#### Activity
Look through the material that follows and show every line with the string "JSON".

= = = =

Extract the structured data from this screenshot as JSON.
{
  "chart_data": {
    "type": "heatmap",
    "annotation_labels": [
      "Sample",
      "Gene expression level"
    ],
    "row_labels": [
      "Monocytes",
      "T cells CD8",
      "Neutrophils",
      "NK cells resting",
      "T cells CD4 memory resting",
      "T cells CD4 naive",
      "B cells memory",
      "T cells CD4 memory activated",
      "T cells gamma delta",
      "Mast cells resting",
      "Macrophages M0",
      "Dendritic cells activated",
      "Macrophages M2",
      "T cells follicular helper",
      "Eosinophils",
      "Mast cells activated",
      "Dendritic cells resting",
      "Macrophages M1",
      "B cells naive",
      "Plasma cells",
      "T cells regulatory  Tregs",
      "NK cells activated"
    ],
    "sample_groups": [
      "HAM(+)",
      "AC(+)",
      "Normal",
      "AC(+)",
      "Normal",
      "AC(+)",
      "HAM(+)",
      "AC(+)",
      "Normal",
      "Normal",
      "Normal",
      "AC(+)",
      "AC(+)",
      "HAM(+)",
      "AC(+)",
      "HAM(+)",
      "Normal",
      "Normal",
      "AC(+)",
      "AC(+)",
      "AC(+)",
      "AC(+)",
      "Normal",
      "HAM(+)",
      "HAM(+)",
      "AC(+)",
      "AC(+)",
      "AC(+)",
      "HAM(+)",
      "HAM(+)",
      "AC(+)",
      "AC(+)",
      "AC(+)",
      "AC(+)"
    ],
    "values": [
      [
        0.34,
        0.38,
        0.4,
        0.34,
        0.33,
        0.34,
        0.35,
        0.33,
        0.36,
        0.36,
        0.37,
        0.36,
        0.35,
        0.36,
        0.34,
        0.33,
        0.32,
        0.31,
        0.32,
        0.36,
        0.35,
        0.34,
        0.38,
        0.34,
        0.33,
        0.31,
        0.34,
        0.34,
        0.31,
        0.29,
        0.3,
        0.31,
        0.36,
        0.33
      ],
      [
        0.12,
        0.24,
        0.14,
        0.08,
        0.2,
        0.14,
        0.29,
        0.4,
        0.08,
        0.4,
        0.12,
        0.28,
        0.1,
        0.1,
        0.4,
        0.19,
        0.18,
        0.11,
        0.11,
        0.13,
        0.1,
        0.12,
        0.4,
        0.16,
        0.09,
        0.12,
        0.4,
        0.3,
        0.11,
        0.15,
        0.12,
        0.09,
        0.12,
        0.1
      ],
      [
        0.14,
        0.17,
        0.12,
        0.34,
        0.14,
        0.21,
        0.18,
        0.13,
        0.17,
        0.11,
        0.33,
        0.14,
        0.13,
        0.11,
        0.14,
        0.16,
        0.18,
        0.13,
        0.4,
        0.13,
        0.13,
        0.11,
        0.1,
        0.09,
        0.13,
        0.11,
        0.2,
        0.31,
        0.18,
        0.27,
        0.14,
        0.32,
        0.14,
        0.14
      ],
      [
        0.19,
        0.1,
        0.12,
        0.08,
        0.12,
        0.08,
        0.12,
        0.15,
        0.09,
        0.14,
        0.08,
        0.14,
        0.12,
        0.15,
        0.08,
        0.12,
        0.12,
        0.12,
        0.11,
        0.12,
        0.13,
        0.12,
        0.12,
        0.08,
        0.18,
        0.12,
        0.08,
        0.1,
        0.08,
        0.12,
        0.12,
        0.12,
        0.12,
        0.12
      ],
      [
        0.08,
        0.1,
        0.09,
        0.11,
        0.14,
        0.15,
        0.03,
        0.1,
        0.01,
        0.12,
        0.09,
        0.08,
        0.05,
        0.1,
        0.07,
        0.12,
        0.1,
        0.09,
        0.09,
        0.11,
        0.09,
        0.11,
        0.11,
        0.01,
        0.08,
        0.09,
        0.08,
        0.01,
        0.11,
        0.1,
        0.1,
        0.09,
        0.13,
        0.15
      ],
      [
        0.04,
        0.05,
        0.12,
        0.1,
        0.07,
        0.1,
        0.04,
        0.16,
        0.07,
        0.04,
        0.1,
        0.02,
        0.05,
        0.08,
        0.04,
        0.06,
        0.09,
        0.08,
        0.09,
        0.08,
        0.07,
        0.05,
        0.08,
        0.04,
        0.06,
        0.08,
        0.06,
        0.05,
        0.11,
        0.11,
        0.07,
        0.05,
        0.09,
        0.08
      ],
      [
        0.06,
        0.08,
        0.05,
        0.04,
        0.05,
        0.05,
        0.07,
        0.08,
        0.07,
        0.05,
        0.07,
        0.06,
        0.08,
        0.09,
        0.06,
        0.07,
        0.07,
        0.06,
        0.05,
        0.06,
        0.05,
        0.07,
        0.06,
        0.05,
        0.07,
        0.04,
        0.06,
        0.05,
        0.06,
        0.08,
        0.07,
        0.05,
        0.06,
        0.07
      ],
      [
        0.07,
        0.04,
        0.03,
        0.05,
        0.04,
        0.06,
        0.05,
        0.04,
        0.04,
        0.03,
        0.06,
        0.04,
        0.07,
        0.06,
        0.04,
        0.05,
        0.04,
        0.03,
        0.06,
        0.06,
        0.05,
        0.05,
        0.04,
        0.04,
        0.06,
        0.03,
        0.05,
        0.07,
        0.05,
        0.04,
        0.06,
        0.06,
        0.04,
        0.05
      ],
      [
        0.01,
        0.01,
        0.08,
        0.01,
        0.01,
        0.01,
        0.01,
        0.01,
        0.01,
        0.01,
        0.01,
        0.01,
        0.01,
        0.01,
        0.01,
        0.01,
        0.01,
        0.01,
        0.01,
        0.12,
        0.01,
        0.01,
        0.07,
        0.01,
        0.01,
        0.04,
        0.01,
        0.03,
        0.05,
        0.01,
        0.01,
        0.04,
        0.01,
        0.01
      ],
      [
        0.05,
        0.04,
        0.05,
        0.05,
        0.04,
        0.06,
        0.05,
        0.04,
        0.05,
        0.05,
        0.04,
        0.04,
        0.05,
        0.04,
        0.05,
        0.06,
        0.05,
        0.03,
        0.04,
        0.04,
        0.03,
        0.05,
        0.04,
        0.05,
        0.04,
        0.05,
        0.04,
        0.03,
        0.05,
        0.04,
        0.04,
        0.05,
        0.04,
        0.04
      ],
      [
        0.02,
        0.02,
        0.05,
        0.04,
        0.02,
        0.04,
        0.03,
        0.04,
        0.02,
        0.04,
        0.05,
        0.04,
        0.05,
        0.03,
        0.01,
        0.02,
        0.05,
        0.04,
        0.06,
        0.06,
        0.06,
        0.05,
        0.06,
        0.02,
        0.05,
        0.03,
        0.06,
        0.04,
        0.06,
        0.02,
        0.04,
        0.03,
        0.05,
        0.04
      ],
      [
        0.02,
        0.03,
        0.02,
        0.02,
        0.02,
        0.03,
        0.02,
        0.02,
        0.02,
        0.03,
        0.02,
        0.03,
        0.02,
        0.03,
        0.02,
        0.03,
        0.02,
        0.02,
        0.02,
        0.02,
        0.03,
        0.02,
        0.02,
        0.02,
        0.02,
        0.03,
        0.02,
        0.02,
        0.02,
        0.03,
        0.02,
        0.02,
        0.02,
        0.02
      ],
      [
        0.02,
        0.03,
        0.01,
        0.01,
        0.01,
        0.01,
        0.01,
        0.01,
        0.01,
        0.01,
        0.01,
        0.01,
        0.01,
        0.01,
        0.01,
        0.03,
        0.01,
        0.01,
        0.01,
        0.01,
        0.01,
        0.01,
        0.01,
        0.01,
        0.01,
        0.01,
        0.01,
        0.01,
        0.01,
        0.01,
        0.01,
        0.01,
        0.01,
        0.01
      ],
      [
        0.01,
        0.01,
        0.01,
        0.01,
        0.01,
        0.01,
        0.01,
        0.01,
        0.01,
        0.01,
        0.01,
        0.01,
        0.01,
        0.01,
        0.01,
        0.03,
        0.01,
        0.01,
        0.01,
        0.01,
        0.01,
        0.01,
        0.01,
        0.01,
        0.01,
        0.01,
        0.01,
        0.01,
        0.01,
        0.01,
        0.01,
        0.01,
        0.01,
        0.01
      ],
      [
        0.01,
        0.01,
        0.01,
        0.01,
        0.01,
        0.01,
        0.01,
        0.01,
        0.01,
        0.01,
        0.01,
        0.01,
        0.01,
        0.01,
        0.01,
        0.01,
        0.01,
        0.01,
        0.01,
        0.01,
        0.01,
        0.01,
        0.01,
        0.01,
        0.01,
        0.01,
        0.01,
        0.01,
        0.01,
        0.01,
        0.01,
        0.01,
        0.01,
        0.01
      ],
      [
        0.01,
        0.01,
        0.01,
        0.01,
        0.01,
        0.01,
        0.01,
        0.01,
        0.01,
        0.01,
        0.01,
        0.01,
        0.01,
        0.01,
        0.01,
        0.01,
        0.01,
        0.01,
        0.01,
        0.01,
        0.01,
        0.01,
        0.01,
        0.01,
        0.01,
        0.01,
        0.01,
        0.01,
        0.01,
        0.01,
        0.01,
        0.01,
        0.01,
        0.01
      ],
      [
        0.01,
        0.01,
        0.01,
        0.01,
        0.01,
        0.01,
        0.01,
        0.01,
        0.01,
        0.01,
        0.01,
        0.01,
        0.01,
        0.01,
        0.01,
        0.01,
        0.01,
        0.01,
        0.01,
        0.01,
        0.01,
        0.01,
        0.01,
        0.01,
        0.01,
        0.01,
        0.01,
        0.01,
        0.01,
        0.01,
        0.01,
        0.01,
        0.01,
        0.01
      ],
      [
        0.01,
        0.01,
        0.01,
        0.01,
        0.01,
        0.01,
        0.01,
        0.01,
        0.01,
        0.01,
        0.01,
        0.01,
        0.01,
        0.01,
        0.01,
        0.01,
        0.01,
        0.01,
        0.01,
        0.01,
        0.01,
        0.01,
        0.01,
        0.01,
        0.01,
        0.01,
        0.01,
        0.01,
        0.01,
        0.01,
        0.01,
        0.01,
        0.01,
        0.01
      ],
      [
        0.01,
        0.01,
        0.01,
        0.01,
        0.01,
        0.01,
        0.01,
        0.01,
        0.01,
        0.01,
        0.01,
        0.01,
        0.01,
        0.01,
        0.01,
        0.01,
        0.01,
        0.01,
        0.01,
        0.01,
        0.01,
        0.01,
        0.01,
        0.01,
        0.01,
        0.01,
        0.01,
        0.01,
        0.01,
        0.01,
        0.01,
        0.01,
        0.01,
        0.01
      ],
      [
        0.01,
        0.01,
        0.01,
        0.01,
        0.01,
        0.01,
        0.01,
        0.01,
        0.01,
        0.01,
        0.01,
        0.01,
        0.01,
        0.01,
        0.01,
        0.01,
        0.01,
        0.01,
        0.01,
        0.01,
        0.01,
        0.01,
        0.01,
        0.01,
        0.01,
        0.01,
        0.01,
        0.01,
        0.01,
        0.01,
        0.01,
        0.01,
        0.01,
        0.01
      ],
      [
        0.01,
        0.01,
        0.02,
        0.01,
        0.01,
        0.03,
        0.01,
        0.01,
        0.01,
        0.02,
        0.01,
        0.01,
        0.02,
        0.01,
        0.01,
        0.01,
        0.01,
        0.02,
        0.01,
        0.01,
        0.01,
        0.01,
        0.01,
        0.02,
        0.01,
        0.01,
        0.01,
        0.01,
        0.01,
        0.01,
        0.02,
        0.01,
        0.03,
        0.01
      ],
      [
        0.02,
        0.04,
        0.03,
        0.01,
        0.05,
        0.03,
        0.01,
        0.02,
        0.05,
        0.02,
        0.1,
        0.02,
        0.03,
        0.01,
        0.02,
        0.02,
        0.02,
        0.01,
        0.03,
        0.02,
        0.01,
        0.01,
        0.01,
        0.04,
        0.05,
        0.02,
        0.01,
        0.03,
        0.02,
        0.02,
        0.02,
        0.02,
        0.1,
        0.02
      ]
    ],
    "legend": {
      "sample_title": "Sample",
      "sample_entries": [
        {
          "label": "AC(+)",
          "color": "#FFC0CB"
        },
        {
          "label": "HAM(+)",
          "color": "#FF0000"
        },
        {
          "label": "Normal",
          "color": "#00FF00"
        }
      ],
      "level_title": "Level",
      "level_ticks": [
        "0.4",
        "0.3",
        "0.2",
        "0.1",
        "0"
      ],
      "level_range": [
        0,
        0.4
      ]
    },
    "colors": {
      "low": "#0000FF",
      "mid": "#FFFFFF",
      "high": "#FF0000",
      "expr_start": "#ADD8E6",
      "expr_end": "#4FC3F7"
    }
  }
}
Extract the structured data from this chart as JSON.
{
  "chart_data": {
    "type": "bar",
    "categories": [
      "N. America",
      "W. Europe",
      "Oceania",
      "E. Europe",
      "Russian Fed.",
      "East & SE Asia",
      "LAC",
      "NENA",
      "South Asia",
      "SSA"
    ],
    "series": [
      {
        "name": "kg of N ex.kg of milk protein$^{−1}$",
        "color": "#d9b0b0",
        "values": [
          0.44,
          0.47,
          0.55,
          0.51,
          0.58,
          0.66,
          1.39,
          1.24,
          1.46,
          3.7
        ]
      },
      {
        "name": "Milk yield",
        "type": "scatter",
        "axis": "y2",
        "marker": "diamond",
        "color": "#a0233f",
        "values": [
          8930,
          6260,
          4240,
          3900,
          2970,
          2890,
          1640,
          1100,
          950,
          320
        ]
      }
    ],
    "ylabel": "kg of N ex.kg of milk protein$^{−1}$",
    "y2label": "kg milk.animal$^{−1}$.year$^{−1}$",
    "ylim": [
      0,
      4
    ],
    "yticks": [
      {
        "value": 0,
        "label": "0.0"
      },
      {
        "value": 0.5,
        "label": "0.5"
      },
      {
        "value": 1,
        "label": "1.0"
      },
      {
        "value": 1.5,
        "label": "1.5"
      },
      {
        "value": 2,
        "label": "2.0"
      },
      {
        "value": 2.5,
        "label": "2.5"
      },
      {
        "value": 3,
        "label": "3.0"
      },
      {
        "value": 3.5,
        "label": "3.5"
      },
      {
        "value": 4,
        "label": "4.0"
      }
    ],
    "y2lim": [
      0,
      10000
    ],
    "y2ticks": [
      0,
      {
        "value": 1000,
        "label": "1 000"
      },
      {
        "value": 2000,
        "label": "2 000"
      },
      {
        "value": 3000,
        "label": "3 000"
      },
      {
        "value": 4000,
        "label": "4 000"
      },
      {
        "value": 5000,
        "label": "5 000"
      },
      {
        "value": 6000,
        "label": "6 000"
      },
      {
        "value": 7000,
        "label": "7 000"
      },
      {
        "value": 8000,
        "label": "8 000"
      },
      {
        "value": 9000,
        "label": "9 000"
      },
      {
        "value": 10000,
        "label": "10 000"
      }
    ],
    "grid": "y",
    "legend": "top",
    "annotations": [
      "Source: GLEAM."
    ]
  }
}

= = = =

#### Answer for the task
Extract the structured data from this screenshot as JSON.
Extract the structured data from this chart as JSON.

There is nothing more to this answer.